Bagian Teks:
============================================================

#1 DEAR JOHN
Judul : Dear John
Sutradara : Lasse Hallstrom
Pemain : Channing Tatum, Amanda Seyfried
Produksi : Screen Gems
Ini film drama percintaan dari novel kelima
karya Nicholas Sparks yang diangkat ke layar lebar. Seperti sudah diduga,
adegan menyentuh dan sentimental adalah andalan novelis yang jago dalam hal
drama romantis ini. Sementara, Channing Tatum dan Amanda Seyfried membuatnya
makin hidup dan mengharu biru.
Dua aktor muda yang sedang naik daun itu
berperan sebagai sepasang kekasih yang cocok. John Tyree (Channing Tatum)
seorang tentara yang berbadan kekar dan berwajah tampan, sementara Savannah
Curtis (Amanda) mahasiswi yang berwajah manis dan cerdas. Keduanya saling jatuh
cinta saat John pulang ke rumahnya selama masa dua minggu libur.
Saat John kembali ke medan perang, perpisahan tidak menyurutkan keduanya.
Surat adalah
cara ampuh dan pastinya romantis untuk memertahankan hubungan. Dear John,
menjadi pengantar yang membuai. Satu sama lain membuncahkan semua perasaan
kasih lewat surat.
Yang dikirim dari satu medan perang ke medan perang berikutnya,
karena John sering berpindah. Film ini memasukkan tragedy 9/11 sebagai salah
satu pegnya.

============================================================

Data yang Disediakan:
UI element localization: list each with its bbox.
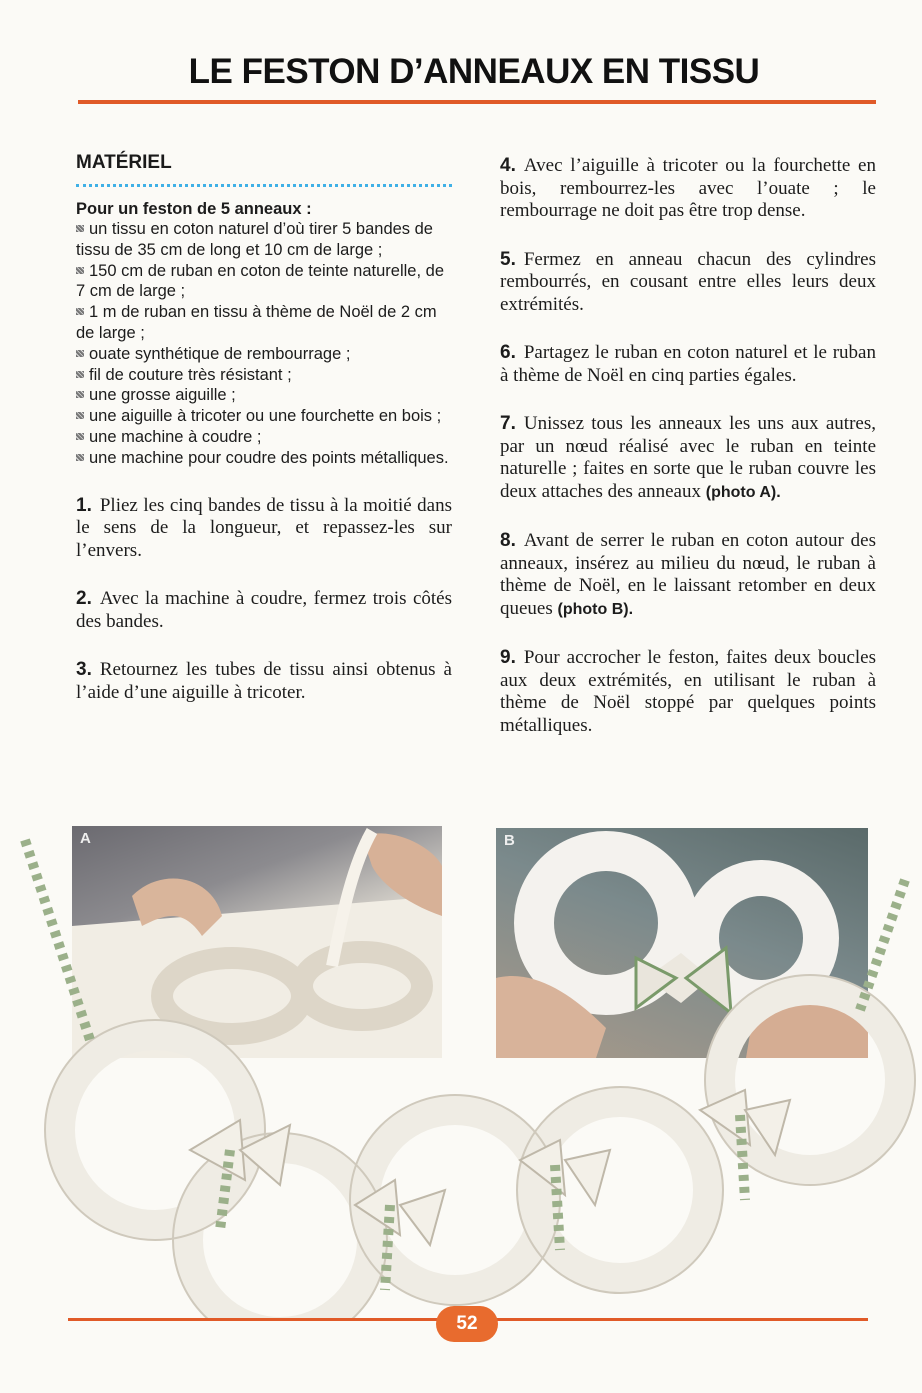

============================================================

Kutip tanpa perubahan bagian ulasan film Dear John di atas, mulai dari "seorang tentara yang" sampai "tidak menyurutkan keduanya.".

seorang tentara yang berbadan kekar dan berwajah tampan, sementara Savannah
Curtis (Amanda) mahasiswi yang berwajah manis dan cerdas. Keduanya saling jatuh
cinta saat John pulang ke rumahnya selama masa dua minggu libur.
Saat John kembali ke medan perang, perpisahan tidak menyurutkan keduanya.